▸ STORED DATA:
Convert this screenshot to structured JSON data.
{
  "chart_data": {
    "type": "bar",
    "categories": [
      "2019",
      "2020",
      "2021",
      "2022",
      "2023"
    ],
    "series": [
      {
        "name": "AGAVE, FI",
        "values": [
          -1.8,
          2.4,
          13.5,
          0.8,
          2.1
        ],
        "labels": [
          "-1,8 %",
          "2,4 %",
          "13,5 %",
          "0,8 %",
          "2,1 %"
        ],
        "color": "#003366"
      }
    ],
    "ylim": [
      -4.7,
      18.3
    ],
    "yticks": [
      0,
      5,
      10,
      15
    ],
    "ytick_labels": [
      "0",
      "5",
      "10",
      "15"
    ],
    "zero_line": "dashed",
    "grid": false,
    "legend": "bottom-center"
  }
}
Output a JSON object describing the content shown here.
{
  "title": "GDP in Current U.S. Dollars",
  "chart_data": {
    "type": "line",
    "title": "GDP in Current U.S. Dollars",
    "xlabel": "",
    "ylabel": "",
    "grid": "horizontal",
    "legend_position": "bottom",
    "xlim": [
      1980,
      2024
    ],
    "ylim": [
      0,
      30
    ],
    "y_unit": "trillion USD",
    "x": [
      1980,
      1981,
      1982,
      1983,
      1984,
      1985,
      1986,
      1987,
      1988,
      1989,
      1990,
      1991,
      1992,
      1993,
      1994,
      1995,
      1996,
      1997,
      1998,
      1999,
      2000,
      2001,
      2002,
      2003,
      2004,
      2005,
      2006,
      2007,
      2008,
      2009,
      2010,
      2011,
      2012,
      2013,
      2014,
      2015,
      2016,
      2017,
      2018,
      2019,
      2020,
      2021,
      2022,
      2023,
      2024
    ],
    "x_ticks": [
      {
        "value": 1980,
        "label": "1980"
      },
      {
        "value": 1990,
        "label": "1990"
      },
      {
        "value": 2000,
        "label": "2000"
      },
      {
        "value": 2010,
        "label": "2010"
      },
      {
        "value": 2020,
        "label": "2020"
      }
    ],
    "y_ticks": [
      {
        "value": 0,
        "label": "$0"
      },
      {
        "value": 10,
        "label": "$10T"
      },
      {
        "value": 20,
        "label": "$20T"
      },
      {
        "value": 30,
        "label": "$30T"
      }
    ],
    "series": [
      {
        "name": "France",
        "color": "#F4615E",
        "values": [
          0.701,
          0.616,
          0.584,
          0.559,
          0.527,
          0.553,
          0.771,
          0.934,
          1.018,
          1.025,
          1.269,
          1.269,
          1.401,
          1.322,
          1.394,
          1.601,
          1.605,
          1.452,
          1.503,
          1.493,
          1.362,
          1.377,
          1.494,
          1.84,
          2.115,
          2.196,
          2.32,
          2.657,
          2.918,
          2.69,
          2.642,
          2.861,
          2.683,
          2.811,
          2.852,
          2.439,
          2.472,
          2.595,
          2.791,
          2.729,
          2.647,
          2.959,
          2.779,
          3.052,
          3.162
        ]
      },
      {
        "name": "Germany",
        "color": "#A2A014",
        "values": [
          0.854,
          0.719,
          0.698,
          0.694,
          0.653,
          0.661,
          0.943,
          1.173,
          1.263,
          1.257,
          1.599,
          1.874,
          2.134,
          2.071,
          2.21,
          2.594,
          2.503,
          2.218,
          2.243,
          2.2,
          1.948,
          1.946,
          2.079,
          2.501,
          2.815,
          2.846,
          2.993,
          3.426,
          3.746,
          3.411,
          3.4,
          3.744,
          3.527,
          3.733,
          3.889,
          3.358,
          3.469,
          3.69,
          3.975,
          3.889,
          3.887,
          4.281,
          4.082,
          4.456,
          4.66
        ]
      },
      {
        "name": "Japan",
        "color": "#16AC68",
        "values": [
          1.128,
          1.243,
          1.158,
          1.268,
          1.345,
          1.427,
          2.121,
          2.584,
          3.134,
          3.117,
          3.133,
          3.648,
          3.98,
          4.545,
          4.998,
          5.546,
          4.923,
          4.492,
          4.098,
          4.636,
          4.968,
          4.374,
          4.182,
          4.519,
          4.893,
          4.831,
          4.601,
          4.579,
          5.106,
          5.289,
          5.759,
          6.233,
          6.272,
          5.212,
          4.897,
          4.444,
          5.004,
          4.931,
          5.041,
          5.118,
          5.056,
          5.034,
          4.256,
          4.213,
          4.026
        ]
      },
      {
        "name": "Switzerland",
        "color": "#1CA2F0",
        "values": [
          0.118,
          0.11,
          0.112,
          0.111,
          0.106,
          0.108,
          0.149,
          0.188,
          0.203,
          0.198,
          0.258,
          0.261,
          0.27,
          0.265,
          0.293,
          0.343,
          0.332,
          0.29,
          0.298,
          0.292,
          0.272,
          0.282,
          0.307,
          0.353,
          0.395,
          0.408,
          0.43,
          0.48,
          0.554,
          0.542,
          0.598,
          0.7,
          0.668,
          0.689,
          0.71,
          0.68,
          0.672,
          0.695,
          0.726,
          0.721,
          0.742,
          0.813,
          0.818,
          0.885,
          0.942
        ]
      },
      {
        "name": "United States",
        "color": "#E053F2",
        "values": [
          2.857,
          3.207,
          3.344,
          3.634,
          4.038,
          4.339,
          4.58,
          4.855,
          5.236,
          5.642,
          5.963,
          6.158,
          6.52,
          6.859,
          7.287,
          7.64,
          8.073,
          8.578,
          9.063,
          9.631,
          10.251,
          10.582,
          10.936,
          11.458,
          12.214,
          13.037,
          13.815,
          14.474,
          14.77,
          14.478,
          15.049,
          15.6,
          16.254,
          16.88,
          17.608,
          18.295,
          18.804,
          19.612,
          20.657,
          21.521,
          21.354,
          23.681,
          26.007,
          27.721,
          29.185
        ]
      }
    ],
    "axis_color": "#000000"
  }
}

▸ SHORT TASK:
Emit the full listing verbatim.

▸ FULL OUTPUT:
Convert this screenshot to structured JSON data.
{
  "chart_data": {
    "type": "bar",
    "categories": [
      "2019",
      "2020",
      "2021",
      "2022",
      "2023"
    ],
    "series": [
      {
        "name": "AGAVE, FI",
        "values": [
          -1.8,
          2.4,
          13.5,
          0.8,
          2.1
        ],
        "labels": [
          "-1,8 %",
          "2,4 %",
          "13,5 %",
          "0,8 %",
          "2,1 %"
        ],
        "color": "#003366"
      }
    ],
    "ylim": [
      -4.7,
      18.3
    ],
    "yticks": [
      0,
      5,
      10,
      15
    ],
    "ytick_labels": [
      "0",
      "5",
      "10",
      "15"
    ],
    "zero_line": "dashed",
    "grid": false,
    "legend": "bottom-center"
  }
}
Output a JSON object describing the content shown here.
{
  "title": "GDP in Current U.S. Dollars",
  "chart_data": {
    "type": "line",
    "title": "GDP in Current U.S. Dollars",
    "xlabel": "",
    "ylabel": "",
    "grid": "horizontal",
    "legend_position": "bottom",
    "xlim": [
      1980,
      2024
    ],
    "ylim": [
      0,
      30
    ],
    "y_unit": "trillion USD",
    "x": [
      1980,
      1981,
      1982,
      1983,
      1984,
      1985,
      1986,
      1987,
      1988,
      1989,
      1990,
      1991,
      1992,
      1993,
      1994,
      1995,
      1996,
      1997,
      1998,
      1999,
      2000,
      2001,
      2002,
      2003,
      2004,
      2005,
      2006,
      2007,
      2008,
      2009,
      2010,
      2011,
      2012,
      2013,
      2014,
      2015,
      2016,
      2017,
      2018,
      2019,
      2020,
      2021,
      2022,
      2023,
      2024
    ],
    "x_ticks": [
      {
        "value": 1980,
        "label": "1980"
      },
      {
        "value": 1990,
        "label": "1990"
      },
      {
        "value": 2000,
        "label": "2000"
      },
      {
        "value": 2010,
        "label": "2010"
      },
      {
        "value": 2020,
        "label": "2020"
      }
    ],
    "y_ticks": [
      {
        "value": 0,
        "label": "$0"
      },
      {
        "value": 10,
        "label": "$10T"
      },
      {
        "value": 20,
        "label": "$20T"
      },
      {
        "value": 30,
        "label": "$30T"
      }
    ],
    "series": [
      {
        "name": "France",
        "color": "#F4615E",
        "values": [
          0.701,
          0.616,
          0.584,
          0.559,
          0.527,
          0.553,
          0.771,
          0.934,
          1.018,
          1.025,
          1.269,
          1.269,
          1.401,
          1.322,
          1.394,
          1.601,
          1.605,
          1.452,
          1.503,
          1.493,
          1.362,
          1.377,
          1.494,
          1.84,
          2.115,
          2.196,
          2.32,
          2.657,
          2.918,
          2.69,
          2.642,
          2.861,
          2.683,
          2.811,
          2.852,
          2.439,
          2.472,
          2.595,
          2.791,
          2.729,
          2.647,
          2.959,
          2.779,
          3.052,
          3.162
        ]
      },
      {
        "name": "Germany",
        "color": "#A2A014",
        "values": [
          0.854,
          0.719,
          0.698,
          0.694,
          0.653,
          0.661,
          0.943,
          1.173,
          1.263,
          1.257,
          1.599,
          1.874,
          2.134,
          2.071,
          2.21,
          2.594,
          2.503,
          2.218,
          2.243,
          2.2,
          1.948,
          1.946,
          2.079,
          2.501,
          2.815,
          2.846,
          2.993,
          3.426,
          3.746,
          3.411,
          3.4,
          3.744,
          3.527,
          3.733,
          3.889,
          3.358,
          3.469,
          3.69,
          3.975,
          3.889,
          3.887,
          4.281,
          4.082,
          4.456,
          4.66
        ]
      },
      {
        "name": "Japan",
        "color": "#16AC68",
        "values": [
          1.128,
          1.243,
          1.158,
          1.268,
          1.345,
          1.427,
          2.121,
          2.584,
          3.134,
          3.117,
          3.133,
          3.648,
          3.98,
          4.545,
          4.998,
          5.546,
          4.923,
          4.492,
          4.098,
          4.636,
          4.968,
          4.374,
          4.182,
          4.519,
          4.893,
          4.831,
          4.601,
          4.579,
          5.106,
          5.289,
          5.759,
          6.233,
          6.272,
          5.212,
          4.897,
          4.444,
          5.004,
          4.931,
          5.041,
          5.118,
          5.056,
          5.034,
          4.256,
          4.213,
          4.026
        ]
      },
      {
        "name": "Switzerland",
        "color": "#1CA2F0",
        "values": [
          0.118,
          0.11,
          0.112,
          0.111,
          0.106,
          0.108,
          0.149,
          0.188,
          0.203,
          0.198,
          0.258,
          0.261,
          0.27,
          0.265,
          0.293,
          0.343,
          0.332,
          0.29,
          0.298,
          0.292,
          0.272,
          0.282,
          0.307,
          0.353,
          0.395,
          0.408,
          0.43,
          0.48,
          0.554,
          0.542,
          0.598,
          0.7,
          0.668,
          0.689,
          0.71,
          0.68,
          0.672,
          0.695,
          0.726,
          0.721,
          0.742,
          0.813,
          0.818,
          0.885,
          0.942
        ]
      },
      {
        "name": "United States",
        "color": "#E053F2",
        "values": [
          2.857,
          3.207,
          3.344,
          3.634,
          4.038,
          4.339,
          4.58,
          4.855,
          5.236,
          5.642,
          5.963,
          6.158,
          6.52,
          6.859,
          7.287,
          7.64,
          8.073,
          8.578,
          9.063,
          9.631,
          10.251,
          10.582,
          10.936,
          11.458,
          12.214,
          13.037,
          13.815,
          14.474,
          14.77,
          14.478,
          15.049,
          15.6,
          16.254,
          16.88,
          17.608,
          18.295,
          18.804,
          19.612,
          20.657,
          21.521,
          21.354,
          23.681,
          26.007,
          27.721,
          29.185
        ]
      }
    ],
    "axis_color": "#000000"
  }
}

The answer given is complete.